*Aim:* Copy each line below that includes "ABC中".
____
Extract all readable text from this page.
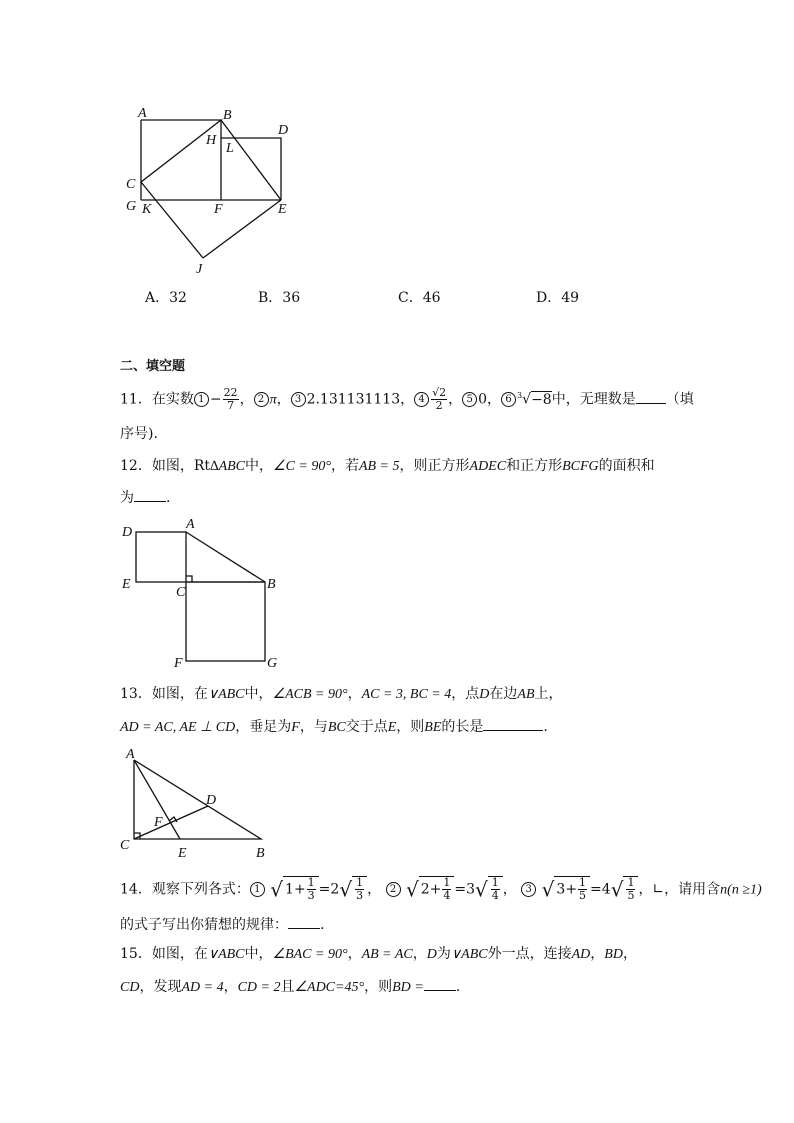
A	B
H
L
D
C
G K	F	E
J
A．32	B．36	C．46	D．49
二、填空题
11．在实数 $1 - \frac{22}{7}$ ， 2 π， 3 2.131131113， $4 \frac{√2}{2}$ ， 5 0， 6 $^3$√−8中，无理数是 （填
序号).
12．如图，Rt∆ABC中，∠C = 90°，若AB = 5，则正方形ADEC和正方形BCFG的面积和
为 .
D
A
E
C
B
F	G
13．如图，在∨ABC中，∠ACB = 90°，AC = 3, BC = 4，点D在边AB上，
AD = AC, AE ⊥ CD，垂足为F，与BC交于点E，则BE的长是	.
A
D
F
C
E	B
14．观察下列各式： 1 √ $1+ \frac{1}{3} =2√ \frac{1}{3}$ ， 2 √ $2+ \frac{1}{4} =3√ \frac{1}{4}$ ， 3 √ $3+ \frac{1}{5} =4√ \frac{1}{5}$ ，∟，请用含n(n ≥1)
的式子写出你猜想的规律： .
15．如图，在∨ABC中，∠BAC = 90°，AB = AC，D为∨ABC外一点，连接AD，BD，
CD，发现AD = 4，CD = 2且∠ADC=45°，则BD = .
____
*Full solution:*
12．如图，Rt∆ABC中，∠C = 90°，若AB = 5，则正方形ADEC和正方形BCFG的面积和
13．如图，在∨ABC中，∠ACB = 90°，AC = 3, BC = 4，点D在边AB上，
15．如图，在∨ABC中，∠BAC = 90°，AB = AC，D为∨ABC外一点，连接AD，BD，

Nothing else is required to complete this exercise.